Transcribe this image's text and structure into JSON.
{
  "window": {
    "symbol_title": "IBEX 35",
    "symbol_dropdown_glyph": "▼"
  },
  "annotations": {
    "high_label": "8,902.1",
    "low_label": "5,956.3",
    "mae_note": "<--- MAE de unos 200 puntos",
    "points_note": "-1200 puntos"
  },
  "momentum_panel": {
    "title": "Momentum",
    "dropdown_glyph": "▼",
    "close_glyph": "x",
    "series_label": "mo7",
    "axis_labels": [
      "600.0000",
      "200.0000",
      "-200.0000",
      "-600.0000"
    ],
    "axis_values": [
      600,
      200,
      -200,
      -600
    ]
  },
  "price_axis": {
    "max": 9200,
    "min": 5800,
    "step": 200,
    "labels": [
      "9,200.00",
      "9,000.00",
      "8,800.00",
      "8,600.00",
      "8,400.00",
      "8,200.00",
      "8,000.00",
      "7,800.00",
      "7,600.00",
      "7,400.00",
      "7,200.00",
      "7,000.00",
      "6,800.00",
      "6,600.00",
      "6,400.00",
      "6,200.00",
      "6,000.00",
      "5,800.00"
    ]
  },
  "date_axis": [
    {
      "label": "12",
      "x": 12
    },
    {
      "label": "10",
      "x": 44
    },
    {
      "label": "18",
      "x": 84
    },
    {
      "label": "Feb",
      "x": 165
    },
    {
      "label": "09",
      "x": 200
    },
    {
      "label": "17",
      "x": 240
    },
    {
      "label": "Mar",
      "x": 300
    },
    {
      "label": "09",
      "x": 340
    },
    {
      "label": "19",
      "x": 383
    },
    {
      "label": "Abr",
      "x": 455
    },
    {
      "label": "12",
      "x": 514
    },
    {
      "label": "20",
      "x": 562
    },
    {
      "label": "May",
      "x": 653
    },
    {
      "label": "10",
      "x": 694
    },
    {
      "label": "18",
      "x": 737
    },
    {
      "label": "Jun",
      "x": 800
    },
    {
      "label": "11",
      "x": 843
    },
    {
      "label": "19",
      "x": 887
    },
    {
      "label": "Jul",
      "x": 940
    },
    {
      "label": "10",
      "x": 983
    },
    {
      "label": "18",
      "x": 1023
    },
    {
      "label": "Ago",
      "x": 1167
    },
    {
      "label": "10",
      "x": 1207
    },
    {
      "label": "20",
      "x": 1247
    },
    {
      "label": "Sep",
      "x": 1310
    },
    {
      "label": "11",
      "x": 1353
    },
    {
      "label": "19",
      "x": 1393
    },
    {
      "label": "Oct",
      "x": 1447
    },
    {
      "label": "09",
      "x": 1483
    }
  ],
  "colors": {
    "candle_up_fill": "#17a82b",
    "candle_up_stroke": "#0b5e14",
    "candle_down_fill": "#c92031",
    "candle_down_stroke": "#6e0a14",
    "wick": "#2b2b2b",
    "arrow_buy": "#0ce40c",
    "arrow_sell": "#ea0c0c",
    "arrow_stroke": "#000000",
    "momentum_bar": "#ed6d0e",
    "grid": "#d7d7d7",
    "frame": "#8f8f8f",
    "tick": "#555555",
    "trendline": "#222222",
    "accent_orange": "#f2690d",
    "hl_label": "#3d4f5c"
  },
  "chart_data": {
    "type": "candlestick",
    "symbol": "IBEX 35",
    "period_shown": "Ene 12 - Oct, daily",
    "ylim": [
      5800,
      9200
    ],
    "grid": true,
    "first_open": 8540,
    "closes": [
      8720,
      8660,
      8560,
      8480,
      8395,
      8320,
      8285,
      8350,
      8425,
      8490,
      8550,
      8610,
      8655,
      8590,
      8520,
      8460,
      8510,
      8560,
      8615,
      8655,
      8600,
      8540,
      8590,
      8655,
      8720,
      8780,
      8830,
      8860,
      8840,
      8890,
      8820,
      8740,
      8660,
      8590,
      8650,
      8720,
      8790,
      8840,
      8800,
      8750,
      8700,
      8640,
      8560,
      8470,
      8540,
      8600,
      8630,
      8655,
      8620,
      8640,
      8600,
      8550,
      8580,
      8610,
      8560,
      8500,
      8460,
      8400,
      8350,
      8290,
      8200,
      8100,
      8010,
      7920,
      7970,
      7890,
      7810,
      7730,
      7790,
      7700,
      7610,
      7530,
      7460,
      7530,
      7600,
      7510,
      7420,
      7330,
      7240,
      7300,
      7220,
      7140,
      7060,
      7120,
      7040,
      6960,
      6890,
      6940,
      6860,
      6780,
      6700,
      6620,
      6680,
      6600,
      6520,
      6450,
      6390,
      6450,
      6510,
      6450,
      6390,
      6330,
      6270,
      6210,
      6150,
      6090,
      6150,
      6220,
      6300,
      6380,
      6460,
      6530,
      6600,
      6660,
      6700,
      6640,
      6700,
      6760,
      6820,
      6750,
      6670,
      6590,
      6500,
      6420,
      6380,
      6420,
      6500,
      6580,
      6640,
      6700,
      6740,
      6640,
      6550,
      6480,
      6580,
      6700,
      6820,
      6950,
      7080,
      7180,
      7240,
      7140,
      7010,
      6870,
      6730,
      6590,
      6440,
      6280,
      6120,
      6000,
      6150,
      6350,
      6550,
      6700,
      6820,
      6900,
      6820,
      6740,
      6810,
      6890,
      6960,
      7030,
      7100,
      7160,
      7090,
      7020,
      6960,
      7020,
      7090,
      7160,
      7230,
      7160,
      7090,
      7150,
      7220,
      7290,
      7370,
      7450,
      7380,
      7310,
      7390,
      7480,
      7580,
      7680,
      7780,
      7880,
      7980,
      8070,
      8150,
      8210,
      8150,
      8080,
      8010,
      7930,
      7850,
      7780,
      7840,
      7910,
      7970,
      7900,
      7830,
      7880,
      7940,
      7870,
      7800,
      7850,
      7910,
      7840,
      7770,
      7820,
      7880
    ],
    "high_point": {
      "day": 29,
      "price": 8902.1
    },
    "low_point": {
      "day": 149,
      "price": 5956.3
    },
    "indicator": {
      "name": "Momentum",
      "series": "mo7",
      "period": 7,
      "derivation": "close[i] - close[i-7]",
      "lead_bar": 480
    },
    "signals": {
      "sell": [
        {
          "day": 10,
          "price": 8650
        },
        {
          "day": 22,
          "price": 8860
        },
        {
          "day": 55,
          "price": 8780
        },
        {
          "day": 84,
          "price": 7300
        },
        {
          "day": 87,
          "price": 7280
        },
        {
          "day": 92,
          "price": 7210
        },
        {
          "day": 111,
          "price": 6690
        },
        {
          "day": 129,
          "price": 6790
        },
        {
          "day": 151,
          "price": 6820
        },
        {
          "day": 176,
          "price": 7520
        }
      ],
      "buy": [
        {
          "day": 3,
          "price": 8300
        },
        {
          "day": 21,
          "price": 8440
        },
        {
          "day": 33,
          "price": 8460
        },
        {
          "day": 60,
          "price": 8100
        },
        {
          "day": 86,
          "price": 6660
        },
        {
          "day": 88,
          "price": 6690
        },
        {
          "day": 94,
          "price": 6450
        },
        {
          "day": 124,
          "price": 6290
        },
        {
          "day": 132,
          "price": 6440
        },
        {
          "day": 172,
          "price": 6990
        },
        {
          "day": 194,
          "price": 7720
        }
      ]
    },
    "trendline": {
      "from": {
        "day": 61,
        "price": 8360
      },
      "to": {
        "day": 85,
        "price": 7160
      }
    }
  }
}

_Instructions to follow_
Extract all the entries word for word.

_Response to this exercise_
Transcribe this image's text and structure into JSON.
{
  "window": {
    "symbol_title": "IBEX 35",
    "symbol_dropdown_glyph": "▼"
  },
  "annotations": {
    "high_label": "8,902.1",
    "low_label": "5,956.3",
    "mae_note": "<--- MAE de unos 200 puntos",
    "points_note": "-1200 puntos"
  },
  "momentum_panel": {
    "title": "Momentum",
    "dropdown_glyph": "▼",
    "close_glyph": "x",
    "series_label": "mo7",
    "axis_labels": [
      "600.0000",
      "200.0000",
      "-200.0000",
      "-600.0000"
    ],
    "axis_values": [
      600,
      200,
      -200,
      -600
    ]
  },
  "price_axis": {
    "max": 9200,
    "min": 5800,
    "step": 200,
    "labels": [
      "9,200.00",
      "9,000.00",
      "8,800.00",
      "8,600.00",
      "8,400.00",
      "8,200.00",
      "8,000.00",
      "7,800.00",
      "7,600.00",
      "7,400.00",
      "7,200.00",
      "7,000.00",
      "6,800.00",
      "6,600.00",
      "6,400.00",
      "6,200.00",
      "6,000.00",
      "5,800.00"
    ]
  },
  "date_axis": [
    {
      "label": "12",
      "x": 12
    },
    {
      "label": "10",
      "x": 44
    },
    {
      "label": "18",
      "x": 84
    },
    {
      "label": "Feb",
      "x": 165
    },
    {
      "label": "09",
      "x": 200
    },
    {
      "label": "17",
      "x": 240
    },
    {
      "label": "Mar",
      "x": 300
    },
    {
      "label": "09",
      "x": 340
    },
    {
      "label": "19",
      "x": 383
    },
    {
      "label": "Abr",
      "x": 455
    },
    {
      "label": "12",
      "x": 514
    },
    {
      "label": "20",
      "x": 562
    },
    {
      "label": "May",
      "x": 653
    },
    {
      "label": "10",
      "x": 694
    },
    {
      "label": "18",
      "x": 737
    },
    {
      "label": "Jun",
      "x": 800
    },
    {
      "label": "11",
      "x": 843
    },
    {
      "label": "19",
      "x": 887
    },
    {
      "label": "Jul",
      "x": 940
    },
    {
      "label": "10",
      "x": 983
    },
    {
      "label": "18",
      "x": 1023
    },
    {
      "label": "Ago",
      "x": 1167
    },
    {
      "label": "10",
      "x": 1207
    },
    {
      "label": "20",
      "x": 1247
    },
    {
      "label": "Sep",
      "x": 1310
    },
    {
      "label": "11",
      "x": 1353
    },
    {
      "label": "19",
      "x": 1393
    },
    {
      "label": "Oct",
      "x": 1447
    },
    {
      "label": "09",
      "x": 1483
    }
  ],
  "colors": {
    "candle_up_fill": "#17a82b",
    "candle_up_stroke": "#0b5e14",
    "candle_down_fill": "#c92031",
    "candle_down_stroke": "#6e0a14",
    "wick": "#2b2b2b",
    "arrow_buy": "#0ce40c",
    "arrow_sell": "#ea0c0c",
    "arrow_stroke": "#000000",
    "momentum_bar": "#ed6d0e",
    "grid": "#d7d7d7",
    "frame": "#8f8f8f",
    "tick": "#555555",
    "trendline": "#222222",
    "accent_orange": "#f2690d",
    "hl_label": "#3d4f5c"
  },
  "chart_data": {
    "type": "candlestick",
    "symbol": "IBEX 35",
    "period_shown": "Ene 12 - Oct, daily",
    "ylim": [
      5800,
      9200
    ],
    "grid": true,
    "first_open": 8540,
    "closes": [
      8720,
      8660,
      8560,
      8480,
      8395,
      8320,
      8285,
      8350,
      8425,
      8490,
      8550,
      8610,
      8655,
      8590,
      8520,
      8460,
      8510,
      8560,
      8615,
      8655,
      8600,
      8540,
      8590,
      8655,
      8720,
      8780,
      8830,
      8860,
      8840,
      8890,
      8820,
      8740,
      8660,
      8590,
      8650,
      8720,
      8790,
      8840,
      8800,
      8750,
      8700,
      8640,
      8560,
      8470,
      8540,
      8600,
      8630,
      8655,
      8620,
      8640,
      8600,
      8550,
      8580,
      8610,
      8560,
      8500,
      8460,
      8400,
      8350,
      8290,
      8200,
      8100,
      8010,
      7920,
      7970,
      7890,
      7810,
      7730,
      7790,
      7700,
      7610,
      7530,
      7460,
      7530,
      7600,
      7510,
      7420,
      7330,
      7240,
      7300,
      7220,
      7140,
      7060,
      7120,
      7040,
      6960,
      6890,
      6940,
      6860,
      6780,
      6700,
      6620,
      6680,
      6600,
      6520,
      6450,
      6390,
      6450,
      6510,
      6450,
      6390,
      6330,
      6270,
      6210,
      6150,
      6090,
      6150,
      6220,
      6300,
      6380,
      6460,
      6530,
      6600,
      6660,
      6700,
      6640,
      6700,
      6760,
      6820,
      6750,
      6670,
      6590,
      6500,
      6420,
      6380,
      6420,
      6500,
      6580,
      6640,
      6700,
      6740,
      6640,
      6550,
      6480,
      6580,
      6700,
      6820,
      6950,
      7080,
      7180,
      7240,
      7140,
      7010,
      6870,
      6730,
      6590,
      6440,
      6280,
      6120,
      6000,
      6150,
      6350,
      6550,
      6700,
      6820,
      6900,
      6820,
      6740,
      6810,
      6890,
      6960,
      7030,
      7100,
      7160,
      7090,
      7020,
      6960,
      7020,
      7090,
      7160,
      7230,
      7160,
      7090,
      7150,
      7220,
      7290,
      7370,
      7450,
      7380,
      7310,
      7390,
      7480,
      7580,
      7680,
      7780,
      7880,
      7980,
      8070,
      8150,
      8210,
      8150,
      8080,
      8010,
      7930,
      7850,
      7780,
      7840,
      7910,
      7970,
      7900,
      7830,
      7880,
      7940,
      7870,
      7800,
      7850,
      7910,
      7840,
      7770,
      7820,
      7880
    ],
    "high_point": {
      "day": 29,
      "price": 8902.1
    },
    "low_point": {
      "day": 149,
      "price": 5956.3
    },
    "indicator": {
      "name": "Momentum",
      "series": "mo7",
      "period": 7,
      "derivation": "close[i] - close[i-7]",
      "lead_bar": 480
    },
    "signals": {
      "sell": [
        {
          "day": 10,
          "price": 8650
        },
        {
          "day": 22,
          "price": 8860
        },
        {
          "day": 55,
          "price": 8780
        },
        {
          "day": 84,
          "price": 7300
        },
        {
          "day": 87,
          "price": 7280
        },
        {
          "day": 92,
          "price": 7210
        },
        {
          "day": 111,
          "price": 6690
        },
        {
          "day": 129,
          "price": 6790
        },
        {
          "day": 151,
          "price": 6820
        },
        {
          "day": 176,
          "price": 7520
        }
      ],
      "buy": [
        {
          "day": 3,
          "price": 8300
        },
        {
          "day": 21,
          "price": 8440
        },
        {
          "day": 33,
          "price": 8460
        },
        {
          "day": 60,
          "price": 8100
        },
        {
          "day": 86,
          "price": 6660
        },
        {
          "day": 88,
          "price": 6690
        },
        {
          "day": 94,
          "price": 6450
        },
        {
          "day": 124,
          "price": 6290
        },
        {
          "day": 132,
          "price": 6440
        },
        {
          "day": 172,
          "price": 6990
        },
        {
          "day": 194,
          "price": 7720
        }
      ]
    },
    "trendline": {
      "from": {
        "day": 61,
        "price": 8360
      },
      "to": {
        "day": 85,
        "price": 7160
      }
    }
  }
}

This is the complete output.